[Collected data]
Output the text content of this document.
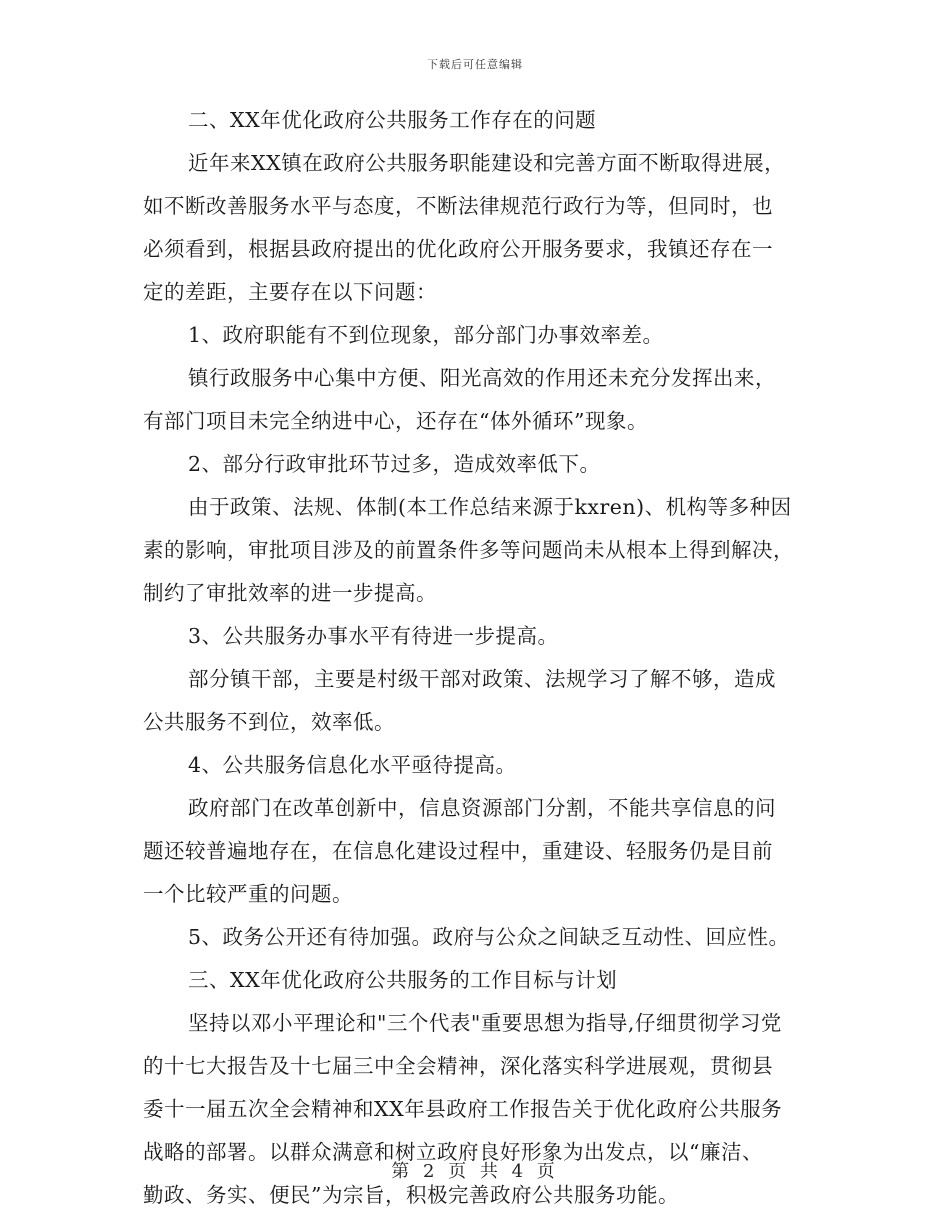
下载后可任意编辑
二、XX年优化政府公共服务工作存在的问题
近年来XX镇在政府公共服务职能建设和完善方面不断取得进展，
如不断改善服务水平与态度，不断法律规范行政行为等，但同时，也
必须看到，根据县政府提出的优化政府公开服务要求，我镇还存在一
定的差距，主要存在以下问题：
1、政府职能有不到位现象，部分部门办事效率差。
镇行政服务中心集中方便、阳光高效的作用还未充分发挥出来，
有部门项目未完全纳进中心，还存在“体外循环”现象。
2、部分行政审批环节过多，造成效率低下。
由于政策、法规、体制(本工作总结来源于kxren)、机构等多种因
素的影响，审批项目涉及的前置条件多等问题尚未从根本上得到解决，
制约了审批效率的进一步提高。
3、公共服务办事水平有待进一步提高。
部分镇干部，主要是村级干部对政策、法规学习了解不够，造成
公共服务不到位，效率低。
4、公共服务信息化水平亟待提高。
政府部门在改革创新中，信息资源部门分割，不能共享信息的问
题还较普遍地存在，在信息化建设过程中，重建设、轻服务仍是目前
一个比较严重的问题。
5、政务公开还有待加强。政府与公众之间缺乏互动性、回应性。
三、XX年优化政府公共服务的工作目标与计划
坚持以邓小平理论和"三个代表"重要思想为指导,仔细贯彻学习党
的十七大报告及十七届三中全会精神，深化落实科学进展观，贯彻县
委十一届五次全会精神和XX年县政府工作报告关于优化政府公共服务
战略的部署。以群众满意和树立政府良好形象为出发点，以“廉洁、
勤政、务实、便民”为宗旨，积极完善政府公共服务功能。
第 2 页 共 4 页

> **YOUR GOAL**: Copy everything in the records above except the pictures, exactly as written.

> **REPLY**:
Output the text content of this document.
下载后可任意编辑
二、XX年优化政府公共服务工作存在的问题
近年来XX镇在政府公共服务职能建设和完善方面不断取得进展，
如不断改善服务水平与态度，不断法律规范行政行为等，但同时，也
必须看到，根据县政府提出的优化政府公开服务要求，我镇还存在一
定的差距，主要存在以下问题：
1、政府职能有不到位现象，部分部门办事效率差。
镇行政服务中心集中方便、阳光高效的作用还未充分发挥出来，
有部门项目未完全纳进中心，还存在“体外循环”现象。
2、部分行政审批环节过多，造成效率低下。
由于政策、法规、体制(本工作总结来源于kxren)、机构等多种因
素的影响，审批项目涉及的前置条件多等问题尚未从根本上得到解决，
制约了审批效率的进一步提高。
3、公共服务办事水平有待进一步提高。
部分镇干部，主要是村级干部对政策、法规学习了解不够，造成
公共服务不到位，效率低。
4、公共服务信息化水平亟待提高。
政府部门在改革创新中，信息资源部门分割，不能共享信息的问
题还较普遍地存在，在信息化建设过程中，重建设、轻服务仍是目前
一个比较严重的问题。
5、政务公开还有待加强。政府与公众之间缺乏互动性、回应性。
三、XX年优化政府公共服务的工作目标与计划
坚持以邓小平理论和"三个代表"重要思想为指导,仔细贯彻学习党
的十七大报告及十七届三中全会精神，深化落实科学进展观，贯彻县
委十一届五次全会精神和XX年县政府工作报告关于优化政府公共服务
战略的部署。以群众满意和树立政府良好形象为出发点，以“廉洁、
勤政、务实、便民”为宗旨，积极完善政府公共服务功能。
第 2 页 共 4 页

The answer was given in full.